■ Excerpted passage:
##########
In the weeks leading up to Yom Kippur, I go through all my Facebook friends and determine who needs an apology. I write dozens upon dozens of apology emails full of pleas for forgiveness and willingness to move forward. This year, Yishai – let’s call him that – sent me such an email, but just like last year, I didn’t respond.
After all, I wasn’t obligated to forgive sexual harassment… or was I?
On a warm Jerusalem evening, Yishai drove me out to Beit Zayit. Seventeen years old, flattered, and stupid, I was excited to grab dinner with him. I was shocked that he, a somewhat well-regarded author, wanted to spend time with me, an aspiring writer. He picked me up in his van, and on the drive there, he told me about his wife and children – how his kids spoke a funnily accented English and how he had only recently started wearing his new tzitzit. He so innocuously asked me if I drank that I didn’t think anything of it.
When we got to the restaurant, he kept pushing the subject, asking the wait staff if they serve alcohol to minors. The evening, otherwise, was going fine. We discussed politics, history, and religion. It was getting dark and sticky outside in the thick Beit Zayit air when he leaned into me.
“Do you feel this attraction?” he asked. I stared, failing to understand.
He asked me if I was a virgin. Then he shook his head and said, “You have a cold – maybe it would be best if we didn’t have sex tonight.” He paused for a moment, almost waiting for me to respond.
His daughter was my age. I wondered how he would react if a middle-aged man, practically a stranger, drove her to a restaurant in the middle of nowhere and announced that he wouldn’t have sex with her solely because she had a cold. I hoped no one would ever do that to her. But when her father did it to me, I had never been happier to be woefully sick.
I quickly called for the check and paid for dinner; I didn’t want to owe him anything. And then, because I had no way back home, he drove me back to Jerusalem, desperately trying to smooth things over. He was so distracted that he almost drove us over a cliff, and when I gasped, he said that he “had never heard me scream.”
##########
■ Source information:
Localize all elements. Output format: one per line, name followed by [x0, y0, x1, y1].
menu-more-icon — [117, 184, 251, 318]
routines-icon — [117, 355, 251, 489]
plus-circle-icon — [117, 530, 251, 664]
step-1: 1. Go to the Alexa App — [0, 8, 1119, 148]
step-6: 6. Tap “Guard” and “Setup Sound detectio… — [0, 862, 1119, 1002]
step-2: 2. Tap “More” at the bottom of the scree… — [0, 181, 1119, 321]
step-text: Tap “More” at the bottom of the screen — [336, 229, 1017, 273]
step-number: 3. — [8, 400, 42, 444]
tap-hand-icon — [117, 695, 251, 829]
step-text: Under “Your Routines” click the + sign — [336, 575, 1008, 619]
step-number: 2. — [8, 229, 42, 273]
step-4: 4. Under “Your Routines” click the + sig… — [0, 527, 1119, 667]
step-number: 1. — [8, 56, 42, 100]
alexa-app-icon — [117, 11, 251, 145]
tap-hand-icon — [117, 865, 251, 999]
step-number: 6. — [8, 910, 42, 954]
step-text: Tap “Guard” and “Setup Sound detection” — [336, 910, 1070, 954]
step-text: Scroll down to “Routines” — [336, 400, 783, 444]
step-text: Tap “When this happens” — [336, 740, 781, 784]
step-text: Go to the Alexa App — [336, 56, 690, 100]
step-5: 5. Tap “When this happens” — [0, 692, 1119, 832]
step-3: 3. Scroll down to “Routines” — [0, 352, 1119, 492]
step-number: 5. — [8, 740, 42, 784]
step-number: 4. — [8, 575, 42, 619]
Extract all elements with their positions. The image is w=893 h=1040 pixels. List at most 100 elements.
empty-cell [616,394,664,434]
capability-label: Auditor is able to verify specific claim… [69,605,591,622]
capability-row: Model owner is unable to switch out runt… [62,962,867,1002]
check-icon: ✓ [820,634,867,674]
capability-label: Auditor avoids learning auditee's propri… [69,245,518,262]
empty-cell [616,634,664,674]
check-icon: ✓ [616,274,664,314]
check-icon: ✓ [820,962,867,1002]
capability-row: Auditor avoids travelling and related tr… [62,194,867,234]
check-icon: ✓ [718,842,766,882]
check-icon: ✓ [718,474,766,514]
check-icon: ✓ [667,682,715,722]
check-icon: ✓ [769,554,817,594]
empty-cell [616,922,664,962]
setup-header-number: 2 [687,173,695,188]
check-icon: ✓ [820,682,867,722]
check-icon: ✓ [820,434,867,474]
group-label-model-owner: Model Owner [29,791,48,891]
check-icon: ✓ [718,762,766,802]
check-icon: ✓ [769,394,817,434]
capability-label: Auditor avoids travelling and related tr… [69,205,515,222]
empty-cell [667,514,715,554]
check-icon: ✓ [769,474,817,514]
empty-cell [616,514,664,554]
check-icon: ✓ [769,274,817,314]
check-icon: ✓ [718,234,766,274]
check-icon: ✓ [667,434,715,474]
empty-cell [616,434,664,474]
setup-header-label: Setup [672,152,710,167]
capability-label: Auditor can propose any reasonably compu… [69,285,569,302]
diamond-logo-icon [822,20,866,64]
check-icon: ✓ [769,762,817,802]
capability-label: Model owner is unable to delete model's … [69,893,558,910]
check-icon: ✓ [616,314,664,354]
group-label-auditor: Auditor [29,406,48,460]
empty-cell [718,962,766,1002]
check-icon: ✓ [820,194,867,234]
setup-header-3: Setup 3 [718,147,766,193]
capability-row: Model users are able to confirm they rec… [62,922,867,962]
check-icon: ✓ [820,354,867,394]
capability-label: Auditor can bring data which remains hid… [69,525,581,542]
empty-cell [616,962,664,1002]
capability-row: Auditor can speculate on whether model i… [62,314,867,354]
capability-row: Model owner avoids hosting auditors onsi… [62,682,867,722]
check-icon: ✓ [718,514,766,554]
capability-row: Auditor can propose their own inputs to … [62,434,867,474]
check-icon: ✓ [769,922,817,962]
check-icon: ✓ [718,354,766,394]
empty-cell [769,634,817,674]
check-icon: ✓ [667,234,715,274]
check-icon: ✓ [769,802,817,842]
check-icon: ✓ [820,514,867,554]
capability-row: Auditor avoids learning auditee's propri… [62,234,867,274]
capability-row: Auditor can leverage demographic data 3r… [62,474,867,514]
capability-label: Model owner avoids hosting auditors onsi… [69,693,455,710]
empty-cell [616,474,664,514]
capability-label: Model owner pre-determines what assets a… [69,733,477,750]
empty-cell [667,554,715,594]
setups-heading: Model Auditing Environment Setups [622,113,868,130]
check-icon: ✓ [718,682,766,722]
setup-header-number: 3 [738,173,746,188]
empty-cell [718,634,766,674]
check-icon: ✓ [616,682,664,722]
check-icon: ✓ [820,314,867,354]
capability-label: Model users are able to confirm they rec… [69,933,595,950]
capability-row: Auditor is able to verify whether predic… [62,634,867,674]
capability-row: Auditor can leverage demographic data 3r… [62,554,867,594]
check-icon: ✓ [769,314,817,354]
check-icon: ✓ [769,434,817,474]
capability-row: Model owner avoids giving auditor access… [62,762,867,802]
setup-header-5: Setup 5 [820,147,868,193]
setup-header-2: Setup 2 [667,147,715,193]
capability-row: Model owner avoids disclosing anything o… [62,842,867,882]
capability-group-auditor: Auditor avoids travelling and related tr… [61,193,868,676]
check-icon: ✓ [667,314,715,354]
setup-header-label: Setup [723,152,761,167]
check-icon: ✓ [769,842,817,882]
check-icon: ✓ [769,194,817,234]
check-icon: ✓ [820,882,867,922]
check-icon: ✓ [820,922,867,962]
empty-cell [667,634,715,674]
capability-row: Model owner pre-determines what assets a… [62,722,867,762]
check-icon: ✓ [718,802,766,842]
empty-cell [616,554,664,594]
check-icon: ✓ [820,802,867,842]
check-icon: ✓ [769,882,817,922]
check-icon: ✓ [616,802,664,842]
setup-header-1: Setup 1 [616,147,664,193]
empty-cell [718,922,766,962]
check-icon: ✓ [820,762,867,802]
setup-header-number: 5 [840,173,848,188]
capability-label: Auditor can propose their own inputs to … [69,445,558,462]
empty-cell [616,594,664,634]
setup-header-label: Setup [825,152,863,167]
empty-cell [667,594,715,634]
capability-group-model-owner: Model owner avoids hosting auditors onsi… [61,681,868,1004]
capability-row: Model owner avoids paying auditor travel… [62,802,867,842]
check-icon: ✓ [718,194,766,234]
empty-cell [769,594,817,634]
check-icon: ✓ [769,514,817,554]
##########
■ Tasks:
A - Answer these questions about the Yom Kippur essay, one per line:
(i) To what place did Yishai drive the writer for dinner?
(ii) How old was the writer at the time?
(iii) Who paid for the dinner?
B - From the Yom Kippur essay, reproduce word for word the part that opens with the words containing "In the weeks" and closes with "harassment… or was I?".
C - According to the Yom Kippur essay, what subjects did the writer and Yishai discuss at the restaurant? List every one.

■ Solutions for each task:
A -
(i) Beit Zayit
(ii) Seventeen
(iii) The writer

B -
In the weeks leading up to Yom Kippur, I go through all my Facebook friends and determine who needs an apology. I write dozens upon dozens of apology emails full of pleas for forgiveness and willingness to move forward. This year, Yishai – let’s call him that – sent me such an email, but just like last year, I didn’t respond.
After all, I wasn’t obligated to forgive sexual harassment… or was I?

C - Politics, history, religion